> **EXERCISE REQUIREMENTS**
Your task is to repeat, word for word, the line containing "Transcribe this image's" and all lines that follow it to the end of the material, and no other lines.

> **TASK MATERIAL**
↓

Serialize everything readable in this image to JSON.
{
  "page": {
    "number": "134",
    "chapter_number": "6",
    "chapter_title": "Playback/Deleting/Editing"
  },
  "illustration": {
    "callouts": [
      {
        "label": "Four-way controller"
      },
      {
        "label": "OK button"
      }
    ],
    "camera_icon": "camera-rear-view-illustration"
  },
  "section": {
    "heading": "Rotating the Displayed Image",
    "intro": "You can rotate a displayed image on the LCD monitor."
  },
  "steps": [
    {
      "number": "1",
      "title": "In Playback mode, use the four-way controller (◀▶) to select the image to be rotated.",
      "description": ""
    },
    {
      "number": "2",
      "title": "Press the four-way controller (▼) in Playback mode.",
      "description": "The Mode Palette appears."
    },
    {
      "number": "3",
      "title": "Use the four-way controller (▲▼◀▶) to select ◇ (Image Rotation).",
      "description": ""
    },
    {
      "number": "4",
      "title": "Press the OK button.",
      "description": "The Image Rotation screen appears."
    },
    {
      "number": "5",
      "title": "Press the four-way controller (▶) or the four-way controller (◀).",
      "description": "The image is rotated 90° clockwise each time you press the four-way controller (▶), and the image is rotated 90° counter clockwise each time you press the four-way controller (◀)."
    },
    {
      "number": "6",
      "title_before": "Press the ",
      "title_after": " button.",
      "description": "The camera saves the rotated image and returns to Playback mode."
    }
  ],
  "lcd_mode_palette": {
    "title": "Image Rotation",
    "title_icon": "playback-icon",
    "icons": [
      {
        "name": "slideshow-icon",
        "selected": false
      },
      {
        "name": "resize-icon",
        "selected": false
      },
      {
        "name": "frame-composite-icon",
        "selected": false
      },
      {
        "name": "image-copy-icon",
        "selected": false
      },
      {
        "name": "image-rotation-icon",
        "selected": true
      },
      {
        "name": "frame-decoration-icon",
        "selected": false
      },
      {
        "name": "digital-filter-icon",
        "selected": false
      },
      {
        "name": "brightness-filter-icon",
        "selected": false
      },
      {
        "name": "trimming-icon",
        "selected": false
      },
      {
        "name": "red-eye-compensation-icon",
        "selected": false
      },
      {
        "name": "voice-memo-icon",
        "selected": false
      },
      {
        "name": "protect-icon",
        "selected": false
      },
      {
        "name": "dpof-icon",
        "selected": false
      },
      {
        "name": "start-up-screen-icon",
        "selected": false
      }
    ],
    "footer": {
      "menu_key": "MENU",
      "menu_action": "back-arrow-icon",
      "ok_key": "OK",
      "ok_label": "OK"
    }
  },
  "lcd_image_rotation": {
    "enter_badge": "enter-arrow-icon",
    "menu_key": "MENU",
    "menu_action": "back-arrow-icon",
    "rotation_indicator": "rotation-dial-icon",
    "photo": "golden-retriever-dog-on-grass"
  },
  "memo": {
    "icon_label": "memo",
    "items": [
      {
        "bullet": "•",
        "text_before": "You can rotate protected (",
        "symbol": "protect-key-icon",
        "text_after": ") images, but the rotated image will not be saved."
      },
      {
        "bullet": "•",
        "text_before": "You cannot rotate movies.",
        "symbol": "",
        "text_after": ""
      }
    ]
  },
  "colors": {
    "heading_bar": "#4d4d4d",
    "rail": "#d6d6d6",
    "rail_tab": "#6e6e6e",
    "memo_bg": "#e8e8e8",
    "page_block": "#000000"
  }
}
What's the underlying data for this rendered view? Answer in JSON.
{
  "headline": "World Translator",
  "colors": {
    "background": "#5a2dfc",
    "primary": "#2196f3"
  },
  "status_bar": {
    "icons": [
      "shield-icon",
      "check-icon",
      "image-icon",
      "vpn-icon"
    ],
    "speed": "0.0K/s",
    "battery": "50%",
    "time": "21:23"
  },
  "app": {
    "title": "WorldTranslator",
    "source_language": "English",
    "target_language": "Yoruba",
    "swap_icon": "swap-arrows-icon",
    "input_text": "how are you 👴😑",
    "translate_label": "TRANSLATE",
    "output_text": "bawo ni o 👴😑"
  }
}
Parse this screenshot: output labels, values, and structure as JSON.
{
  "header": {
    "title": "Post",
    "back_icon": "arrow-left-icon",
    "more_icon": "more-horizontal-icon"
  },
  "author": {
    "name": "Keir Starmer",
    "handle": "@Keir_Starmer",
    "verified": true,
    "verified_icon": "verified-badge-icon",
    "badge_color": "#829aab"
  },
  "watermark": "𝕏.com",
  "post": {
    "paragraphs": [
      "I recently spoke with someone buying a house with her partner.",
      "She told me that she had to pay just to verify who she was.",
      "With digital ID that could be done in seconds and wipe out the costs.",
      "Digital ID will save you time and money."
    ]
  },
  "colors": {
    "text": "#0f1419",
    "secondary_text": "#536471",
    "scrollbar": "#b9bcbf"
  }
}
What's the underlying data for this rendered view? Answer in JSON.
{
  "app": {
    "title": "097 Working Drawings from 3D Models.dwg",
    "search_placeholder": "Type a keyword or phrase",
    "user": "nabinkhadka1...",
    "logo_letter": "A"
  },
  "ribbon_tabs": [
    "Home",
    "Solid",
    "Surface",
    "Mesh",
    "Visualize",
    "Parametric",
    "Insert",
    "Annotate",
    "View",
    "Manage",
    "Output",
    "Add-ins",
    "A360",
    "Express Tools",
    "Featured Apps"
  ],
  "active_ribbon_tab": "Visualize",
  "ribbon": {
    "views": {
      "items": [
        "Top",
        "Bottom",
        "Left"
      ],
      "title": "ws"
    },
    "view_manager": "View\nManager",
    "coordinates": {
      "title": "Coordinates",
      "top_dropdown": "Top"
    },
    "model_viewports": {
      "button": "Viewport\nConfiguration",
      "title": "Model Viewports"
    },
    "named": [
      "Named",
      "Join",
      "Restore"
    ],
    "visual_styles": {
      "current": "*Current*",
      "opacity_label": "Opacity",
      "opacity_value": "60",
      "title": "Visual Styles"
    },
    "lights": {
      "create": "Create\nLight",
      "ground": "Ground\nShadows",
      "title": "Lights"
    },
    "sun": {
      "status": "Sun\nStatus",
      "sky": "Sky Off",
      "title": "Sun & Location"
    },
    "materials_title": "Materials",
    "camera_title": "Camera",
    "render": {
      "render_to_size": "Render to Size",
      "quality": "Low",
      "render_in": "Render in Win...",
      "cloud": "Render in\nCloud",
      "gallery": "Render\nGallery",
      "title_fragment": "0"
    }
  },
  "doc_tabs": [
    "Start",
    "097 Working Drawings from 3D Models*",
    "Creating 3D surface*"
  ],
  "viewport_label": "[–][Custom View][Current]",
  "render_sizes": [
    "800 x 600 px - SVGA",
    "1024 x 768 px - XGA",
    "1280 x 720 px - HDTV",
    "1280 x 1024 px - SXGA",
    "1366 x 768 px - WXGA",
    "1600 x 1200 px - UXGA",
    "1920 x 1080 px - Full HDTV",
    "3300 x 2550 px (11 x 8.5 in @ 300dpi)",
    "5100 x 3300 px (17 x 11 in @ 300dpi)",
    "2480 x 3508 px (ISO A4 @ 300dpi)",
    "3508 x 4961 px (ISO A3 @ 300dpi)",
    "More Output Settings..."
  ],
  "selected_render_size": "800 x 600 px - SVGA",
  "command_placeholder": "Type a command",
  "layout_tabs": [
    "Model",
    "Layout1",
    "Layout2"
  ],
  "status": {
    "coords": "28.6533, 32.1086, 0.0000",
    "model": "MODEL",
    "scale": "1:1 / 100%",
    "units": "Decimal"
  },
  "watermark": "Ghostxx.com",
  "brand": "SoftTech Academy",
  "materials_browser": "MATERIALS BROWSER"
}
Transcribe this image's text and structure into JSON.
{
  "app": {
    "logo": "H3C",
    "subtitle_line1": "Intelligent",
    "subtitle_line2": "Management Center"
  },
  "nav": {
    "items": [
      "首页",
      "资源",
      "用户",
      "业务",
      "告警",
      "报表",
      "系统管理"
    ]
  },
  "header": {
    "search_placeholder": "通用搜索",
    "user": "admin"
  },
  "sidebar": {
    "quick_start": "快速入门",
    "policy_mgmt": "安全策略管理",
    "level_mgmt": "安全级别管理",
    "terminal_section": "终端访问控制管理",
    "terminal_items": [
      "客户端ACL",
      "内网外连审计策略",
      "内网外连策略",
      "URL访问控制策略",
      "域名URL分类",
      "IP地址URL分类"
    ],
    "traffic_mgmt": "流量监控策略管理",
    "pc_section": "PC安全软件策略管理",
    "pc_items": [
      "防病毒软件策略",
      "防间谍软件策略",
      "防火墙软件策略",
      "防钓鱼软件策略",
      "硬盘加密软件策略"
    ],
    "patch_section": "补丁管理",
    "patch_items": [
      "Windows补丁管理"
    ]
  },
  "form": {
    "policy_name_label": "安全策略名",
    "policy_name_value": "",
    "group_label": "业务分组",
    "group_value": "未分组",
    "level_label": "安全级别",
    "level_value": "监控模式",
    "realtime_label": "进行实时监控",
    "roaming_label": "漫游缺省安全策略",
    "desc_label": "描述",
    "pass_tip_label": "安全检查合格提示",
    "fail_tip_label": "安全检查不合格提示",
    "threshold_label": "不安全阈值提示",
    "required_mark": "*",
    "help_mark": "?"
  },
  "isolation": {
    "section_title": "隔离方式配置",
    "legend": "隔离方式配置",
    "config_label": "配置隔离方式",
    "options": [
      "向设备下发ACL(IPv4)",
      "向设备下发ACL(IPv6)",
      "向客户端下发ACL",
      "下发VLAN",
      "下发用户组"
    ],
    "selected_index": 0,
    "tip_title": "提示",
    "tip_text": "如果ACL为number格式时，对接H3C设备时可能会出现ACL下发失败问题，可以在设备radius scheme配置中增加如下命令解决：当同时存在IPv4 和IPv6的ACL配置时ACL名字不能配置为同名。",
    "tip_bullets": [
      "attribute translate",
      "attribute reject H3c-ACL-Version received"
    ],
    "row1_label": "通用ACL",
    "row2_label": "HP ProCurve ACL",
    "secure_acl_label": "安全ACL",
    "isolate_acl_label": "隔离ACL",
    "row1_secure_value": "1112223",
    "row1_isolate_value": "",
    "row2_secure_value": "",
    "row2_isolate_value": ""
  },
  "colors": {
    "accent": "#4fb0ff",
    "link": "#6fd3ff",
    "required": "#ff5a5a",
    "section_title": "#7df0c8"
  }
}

↑

> **FULL ANSWER**
Transcribe this image's text and structure into JSON.
{
  "app": {
    "logo": "H3C",
    "subtitle_line1": "Intelligent",
    "subtitle_line2": "Management Center"
  },
  "nav": {
    "items": [
      "首页",
      "资源",
      "用户",
      "业务",
      "告警",
      "报表",
      "系统管理"
    ]
  },
  "header": {
    "search_placeholder": "通用搜索",
    "user": "admin"
  },
  "sidebar": {
    "quick_start": "快速入门",
    "policy_mgmt": "安全策略管理",
    "level_mgmt": "安全级别管理",
    "terminal_section": "终端访问控制管理",
    "terminal_items": [
      "客户端ACL",
      "内网外连审计策略",
      "内网外连策略",
      "URL访问控制策略",
      "域名URL分类",
      "IP地址URL分类"
    ],
    "traffic_mgmt": "流量监控策略管理",
    "pc_section": "PC安全软件策略管理",
    "pc_items": [
      "防病毒软件策略",
      "防间谍软件策略",
      "防火墙软件策略",
      "防钓鱼软件策略",
      "硬盘加密软件策略"
    ],
    "patch_section": "补丁管理",
    "patch_items": [
      "Windows补丁管理"
    ]
  },
  "form": {
    "policy_name_label": "安全策略名",
    "policy_name_value": "",
    "group_label": "业务分组",
    "group_value": "未分组",
    "level_label": "安全级别",
    "level_value": "监控模式",
    "realtime_label": "进行实时监控",
    "roaming_label": "漫游缺省安全策略",
    "desc_label": "描述",
    "pass_tip_label": "安全检查合格提示",
    "fail_tip_label": "安全检查不合格提示",
    "threshold_label": "不安全阈值提示",
    "required_mark": "*",
    "help_mark": "?"
  },
  "isolation": {
    "section_title": "隔离方式配置",
    "legend": "隔离方式配置",
    "config_label": "配置隔离方式",
    "options": [
      "向设备下发ACL(IPv4)",
      "向设备下发ACL(IPv6)",
      "向客户端下发ACL",
      "下发VLAN",
      "下发用户组"
    ],
    "selected_index": 0,
    "tip_title": "提示",
    "tip_text": "如果ACL为number格式时，对接H3C设备时可能会出现ACL下发失败问题，可以在设备radius scheme配置中增加如下命令解决：当同时存在IPv4 和IPv6的ACL配置时ACL名字不能配置为同名。",
    "tip_bullets": [
      "attribute translate",
      "attribute reject H3c-ACL-Version received"
    ],
    "row1_label": "通用ACL",
    "row2_label": "HP ProCurve ACL",
    "secure_acl_label": "安全ACL",
    "isolate_acl_label": "隔离ACL",
    "row1_secure_value": "1112223",
    "row1_isolate_value": "",
    "row2_secure_value": "",
    "row2_isolate_value": ""
  },
  "colors": {
    "accent": "#4fb0ff",
    "link": "#6fd3ff",
    "required": "#ff5a5a",
    "section_title": "#7df0c8"
  }
}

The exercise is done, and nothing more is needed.